**YOUR OBJECTIVE:** Every record should be copied exactly, except that pictures are to be omitted.

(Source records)
───
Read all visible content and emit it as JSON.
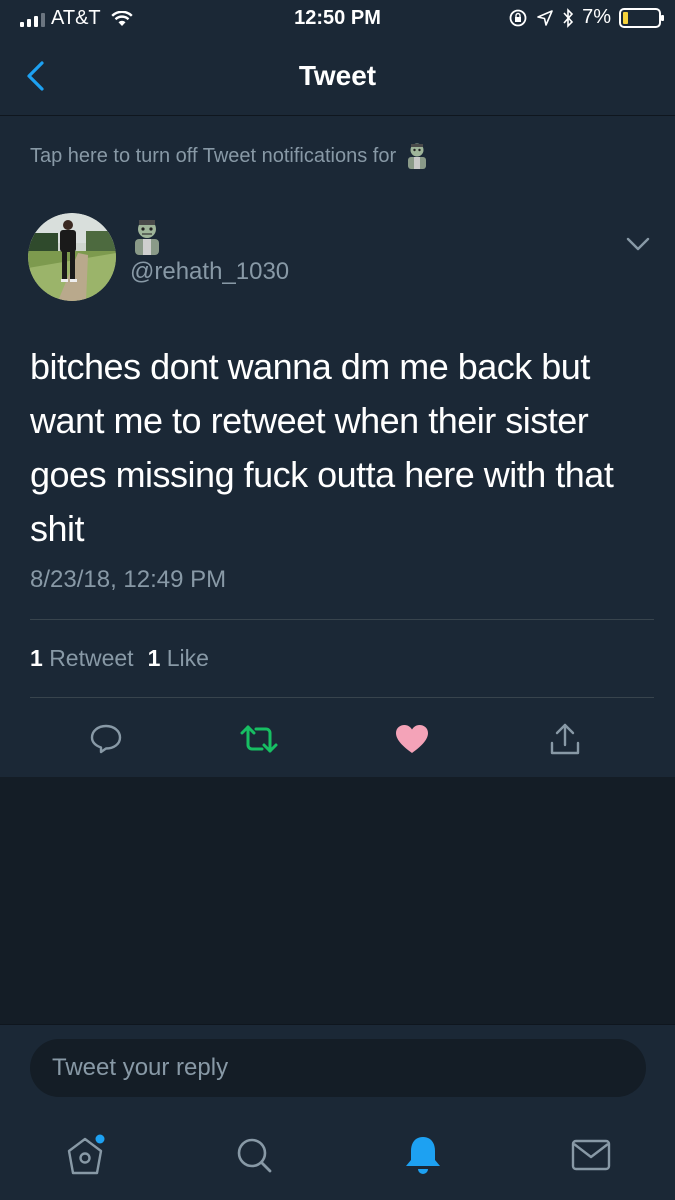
{
  "status_bar": {
    "carrier": "AT&T",
    "time": "12:50 PM",
    "battery_percent": "7%"
  },
  "nav": {
    "title": "Tweet",
    "back_icon": "chevron-left-icon"
  },
  "notification_banner": {
    "text": "Tap here to turn off Tweet notifications for"
  },
  "tweet": {
    "handle": "@rehath_1030",
    "text": "bitches dont wanna dm me back but want me to retweet when their sister goes missing fuck outta here with that shit",
    "timestamp": "8/23/18, 12:49 PM",
    "retweet_count": "1",
    "retweet_label": "Retweet",
    "like_count": "1",
    "like_label": "Like"
  },
  "actions": [
    {
      "icon": "reply-icon",
      "color": "#8899a6"
    },
    {
      "icon": "retweet-icon",
      "color": "#17bf63"
    },
    {
      "icon": "heart-icon",
      "color": "#e0245e"
    },
    {
      "icon": "share-icon",
      "color": "#8899a6"
    }
  ],
  "reply": {
    "placeholder": "Tweet your reply"
  },
  "tabbar": [
    {
      "icon": "home-icon",
      "active": false,
      "has_dot": true
    },
    {
      "icon": "search-icon",
      "active": false
    },
    {
      "icon": "bell-icon",
      "active": true
    },
    {
      "icon": "mail-icon",
      "active": false
    }
  ],
  "colors": {
    "background": "#141d26",
    "surface": "#1b2836",
    "accent": "#1da1f2",
    "secondary_text": "#8899a6",
    "retweet_green": "#17bf63",
    "like_pink": "#f4a3b8"
  }
}
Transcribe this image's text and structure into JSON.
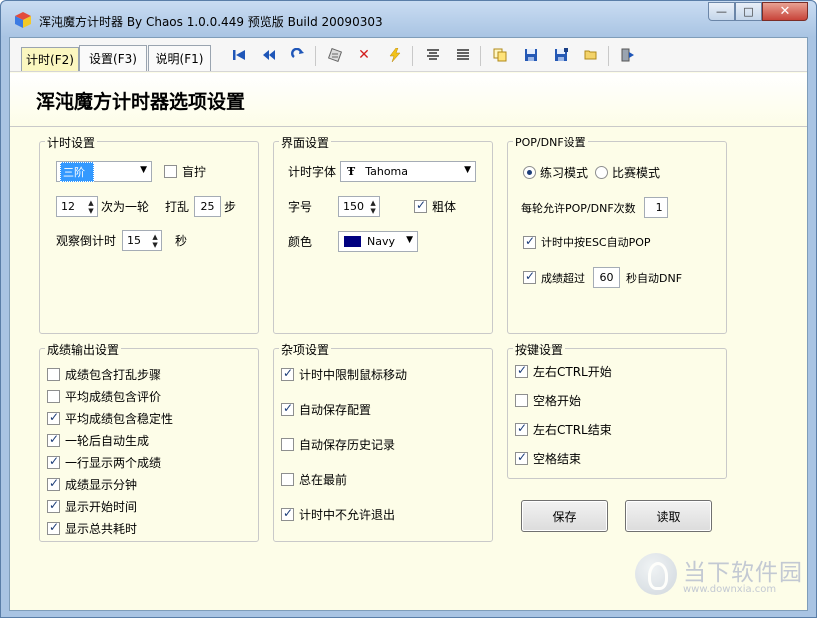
{
  "window": {
    "title": "浑沌魔方计时器 By Chaos 1.0.0.449 预览版 Build 20090303",
    "minimize_symbol": "—",
    "maximize_symbol": "□",
    "close_symbol": "✕"
  },
  "tabs": [
    {
      "label": "计时(F2)",
      "active": true
    },
    {
      "label": "设置(F3)",
      "active": false
    },
    {
      "label": "说明(F1)",
      "active": false
    }
  ],
  "toolbar_icons": [
    "skip-to-start-icon",
    "rewind-icon",
    "redo-icon",
    "scramble-icon",
    "delete-icon",
    "lightning-icon",
    "align-lines-icon",
    "list-lines-icon",
    "copy-icon",
    "save-icon",
    "save-as-icon",
    "open-folder-icon",
    "exit-icon"
  ],
  "page_title": "浑沌魔方计时器选项设置",
  "timer_settings": {
    "title": "计时设置",
    "puzzle_value": "三阶",
    "blind_label": "盲拧",
    "blind_checked": false,
    "rounds_value": "12",
    "rounds_label": "次为一轮",
    "scramble_label": "打乱",
    "scramble_value": "25",
    "scramble_unit": "步",
    "inspect_label": "观察倒计时",
    "inspect_value": "15",
    "inspect_unit": "秒"
  },
  "interface_settings": {
    "title": "界面设置",
    "font_label": "计时字体",
    "font_value": "Tahoma",
    "size_label": "字号",
    "size_value": "150",
    "bold_label": "粗体",
    "bold_checked": true,
    "color_label": "颜色",
    "color_value": "Navy",
    "color_hex": "#000080"
  },
  "pop_settings": {
    "title": "POP/DNF设置",
    "mode_practice": "练习模式",
    "mode_competition": "比赛模式",
    "practice_selected": true,
    "pop_per_round_label": "每轮允许POP/DNF次数",
    "pop_per_round_value": "1",
    "esc_pop_label": "计时中按ESC自动POP",
    "esc_pop_checked": true,
    "auto_dnf_label": "成绩超过",
    "auto_dnf_value": "60",
    "auto_dnf_suffix": "秒自动DNF",
    "auto_dnf_checked": true
  },
  "output_settings": {
    "title": "成绩输出设置",
    "items": [
      {
        "label": "成绩包含打乱步骤",
        "checked": false
      },
      {
        "label": "平均成绩包含评价",
        "checked": false
      },
      {
        "label": "平均成绩包含稳定性",
        "checked": true
      },
      {
        "label": "一轮后自动生成",
        "checked": true
      },
      {
        "label": "一行显示两个成绩",
        "checked": true
      },
      {
        "label": "成绩显示分钟",
        "checked": true
      },
      {
        "label": "显示开始时间",
        "checked": true
      },
      {
        "label": "显示总共耗时",
        "checked": true
      }
    ]
  },
  "misc_settings": {
    "title": "杂项设置",
    "items": [
      {
        "label": "计时中限制鼠标移动",
        "checked": true
      },
      {
        "label": "自动保存配置",
        "checked": true
      },
      {
        "label": "自动保存历史记录",
        "checked": false
      },
      {
        "label": "总在最前",
        "checked": false
      },
      {
        "label": "计时中不允许退出",
        "checked": true
      }
    ]
  },
  "key_settings": {
    "title": "按键设置",
    "items": [
      {
        "label": "左右CTRL开始",
        "checked": true
      },
      {
        "label": "空格开始",
        "checked": false
      },
      {
        "label": "左右CTRL结束",
        "checked": true
      },
      {
        "label": "空格结束",
        "checked": true
      }
    ]
  },
  "buttons": {
    "save": "保存",
    "load": "读取"
  },
  "watermark": {
    "text": "当下软件园",
    "url": "www.downxia.com"
  }
}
───
**TASK RESULT:**
Read all visible content and emit it as JSON.
{
  "status_bar": {
    "carrier": "AT&T",
    "time": "12:50 PM",
    "battery_percent": "7%"
  },
  "nav": {
    "title": "Tweet",
    "back_icon": "chevron-left-icon"
  },
  "notification_banner": {
    "text": "Tap here to turn off Tweet notifications for"
  },
  "tweet": {
    "handle": "@rehath_1030",
    "text": "bitches dont wanna dm me back but want me to retweet when their sister goes missing fuck outta here with that shit",
    "timestamp": "8/23/18, 12:49 PM",
    "retweet_count": "1",
    "retweet_label": "Retweet",
    "like_count": "1",
    "like_label": "Like"
  },
  "actions": [
    {
      "icon": "reply-icon",
      "color": "#8899a6"
    },
    {
      "icon": "retweet-icon",
      "color": "#17bf63"
    },
    {
      "icon": "heart-icon",
      "color": "#e0245e"
    },
    {
      "icon": "share-icon",
      "color": "#8899a6"
    }
  ],
  "reply": {
    "placeholder": "Tweet your reply"
  },
  "tabbar": [
    {
      "icon": "home-icon",
      "active": false,
      "has_dot": true
    },
    {
      "icon": "search-icon",
      "active": false
    },
    {
      "icon": "bell-icon",
      "active": true
    },
    {
      "icon": "mail-icon",
      "active": false
    }
  ],
  "colors": {
    "background": "#141d26",
    "surface": "#1b2836",
    "accent": "#1da1f2",
    "secondary_text": "#8899a6",
    "retweet_green": "#17bf63",
    "like_pink": "#f4a3b8"
  }
}
Transcribe this image's text and structure into JSON.
{
  "window": {
    "title": "浑沌魔方计时器 By Chaos 1.0.0.449 预览版 Build 20090303",
    "minimize_symbol": "—",
    "maximize_symbol": "□",
    "close_symbol": "✕"
  },
  "tabs": [
    {
      "label": "计时(F2)",
      "active": true
    },
    {
      "label": "设置(F3)",
      "active": false
    },
    {
      "label": "说明(F1)",
      "active": false
    }
  ],
  "toolbar_icons": [
    "skip-to-start-icon",
    "rewind-icon",
    "redo-icon",
    "scramble-icon",
    "delete-icon",
    "lightning-icon",
    "align-lines-icon",
    "list-lines-icon",
    "copy-icon",
    "save-icon",
    "save-as-icon",
    "open-folder-icon",
    "exit-icon"
  ],
  "page_title": "浑沌魔方计时器选项设置",
  "timer_settings": {
    "title": "计时设置",
    "puzzle_value": "三阶",
    "blind_label": "盲拧",
    "blind_checked": false,
    "rounds_value": "12",
    "rounds_label": "次为一轮",
    "scramble_label": "打乱",
    "scramble_value": "25",
    "scramble_unit": "步",
    "inspect_label": "观察倒计时",
    "inspect_value": "15",
    "inspect_unit": "秒"
  },
  "interface_settings": {
    "title": "界面设置",
    "font_label": "计时字体",
    "font_value": "Tahoma",
    "size_label": "字号",
    "size_value": "150",
    "bold_label": "粗体",
    "bold_checked": true,
    "color_label": "颜色",
    "color_value": "Navy",
    "color_hex": "#000080"
  },
  "pop_settings": {
    "title": "POP/DNF设置",
    "mode_practice": "练习模式",
    "mode_competition": "比赛模式",
    "practice_selected": true,
    "pop_per_round_label": "每轮允许POP/DNF次数",
    "pop_per_round_value": "1",
    "esc_pop_label": "计时中按ESC自动POP",
    "esc_pop_checked": true,
    "auto_dnf_label": "成绩超过",
    "auto_dnf_value": "60",
    "auto_dnf_suffix": "秒自动DNF",
    "auto_dnf_checked": true
  },
  "output_settings": {
    "title": "成绩输出设置",
    "items": [
      {
        "label": "成绩包含打乱步骤",
        "checked": false
      },
      {
        "label": "平均成绩包含评价",
        "checked": false
      },
      {
        "label": "平均成绩包含稳定性",
        "checked": true
      },
      {
        "label": "一轮后自动生成",
        "checked": true
      },
      {
        "label": "一行显示两个成绩",
        "checked": true
      },
      {
        "label": "成绩显示分钟",
        "checked": true
      },
      {
        "label": "显示开始时间",
        "checked": true
      },
      {
        "label": "显示总共耗时",
        "checked": true
      }
    ]
  },
  "misc_settings": {
    "title": "杂项设置",
    "items": [
      {
        "label": "计时中限制鼠标移动",
        "checked": true
      },
      {
        "label": "自动保存配置",
        "checked": true
      },
      {
        "label": "自动保存历史记录",
        "checked": false
      },
      {
        "label": "总在最前",
        "checked": false
      },
      {
        "label": "计时中不允许退出",
        "checked": true
      }
    ]
  },
  "key_settings": {
    "title": "按键设置",
    "items": [
      {
        "label": "左右CTRL开始",
        "checked": true
      },
      {
        "label": "空格开始",
        "checked": false
      },
      {
        "label": "左右CTRL结束",
        "checked": true
      },
      {
        "label": "空格结束",
        "checked": true
      }
    ]
  },
  "buttons": {
    "save": "保存",
    "load": "读取"
  },
  "watermark": {
    "text": "当下软件园",
    "url": "www.downxia.com"
  }
}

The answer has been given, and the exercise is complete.